■ **Problem to solve**: Scan the records below. List lines holding "浴室乾燥機".

Data records:
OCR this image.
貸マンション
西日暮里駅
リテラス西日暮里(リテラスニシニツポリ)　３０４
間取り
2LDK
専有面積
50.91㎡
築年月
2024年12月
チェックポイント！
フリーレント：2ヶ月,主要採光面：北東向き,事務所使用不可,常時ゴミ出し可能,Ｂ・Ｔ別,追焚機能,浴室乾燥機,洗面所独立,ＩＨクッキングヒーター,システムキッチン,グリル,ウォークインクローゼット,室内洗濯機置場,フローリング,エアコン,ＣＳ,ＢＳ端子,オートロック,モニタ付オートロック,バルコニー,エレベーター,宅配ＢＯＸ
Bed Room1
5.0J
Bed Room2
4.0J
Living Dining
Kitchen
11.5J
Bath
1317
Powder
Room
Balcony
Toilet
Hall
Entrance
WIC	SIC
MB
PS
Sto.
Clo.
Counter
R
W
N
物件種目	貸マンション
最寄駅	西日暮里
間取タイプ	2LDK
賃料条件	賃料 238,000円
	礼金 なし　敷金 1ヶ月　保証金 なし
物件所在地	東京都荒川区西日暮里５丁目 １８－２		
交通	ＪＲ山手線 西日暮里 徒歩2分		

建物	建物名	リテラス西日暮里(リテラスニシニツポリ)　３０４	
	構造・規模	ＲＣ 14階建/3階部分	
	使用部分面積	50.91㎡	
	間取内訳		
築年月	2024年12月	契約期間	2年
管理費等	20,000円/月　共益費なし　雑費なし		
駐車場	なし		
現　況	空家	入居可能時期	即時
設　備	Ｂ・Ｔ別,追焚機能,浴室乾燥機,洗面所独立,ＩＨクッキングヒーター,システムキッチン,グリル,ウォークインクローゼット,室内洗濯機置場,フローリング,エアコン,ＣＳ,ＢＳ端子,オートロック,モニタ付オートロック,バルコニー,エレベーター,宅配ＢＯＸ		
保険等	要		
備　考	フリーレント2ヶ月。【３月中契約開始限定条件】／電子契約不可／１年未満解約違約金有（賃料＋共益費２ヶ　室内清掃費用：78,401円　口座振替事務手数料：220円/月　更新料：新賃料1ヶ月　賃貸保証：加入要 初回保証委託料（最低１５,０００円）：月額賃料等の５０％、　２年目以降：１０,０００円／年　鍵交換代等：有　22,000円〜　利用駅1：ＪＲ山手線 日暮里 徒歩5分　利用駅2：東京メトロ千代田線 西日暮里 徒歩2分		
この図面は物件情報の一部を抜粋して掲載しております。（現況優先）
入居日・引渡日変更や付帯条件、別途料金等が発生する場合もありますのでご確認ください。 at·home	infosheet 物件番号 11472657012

■ **In response**:
フリーレント：2ヶ月,主要採光面：北東向き,事務所使用不可,常時ゴミ出し可能,Ｂ・Ｔ別,追焚機能,浴室乾燥機,洗面所独立,ＩＨクッキングヒーター,システムキッチン,グリル,ウォークインクローゼット,室内洗濯機置場,フローリング,エアコン,ＣＳ,ＢＳ端子,オートロック,モニタ付オートロック,バルコニー,エレベーター,宅配ＢＯＸ
設　備	Ｂ・Ｔ別,追焚機能,浴室乾燥機,洗面所独立,ＩＨクッキングヒーター,システムキッチン,グリル,ウォークインクローゼット,室内洗濯機置場,フローリング,エアコン,ＣＳ,ＢＳ端子,オートロック,モニタ付オートロック,バルコニー,エレベーター,宅配ＢＯＸ		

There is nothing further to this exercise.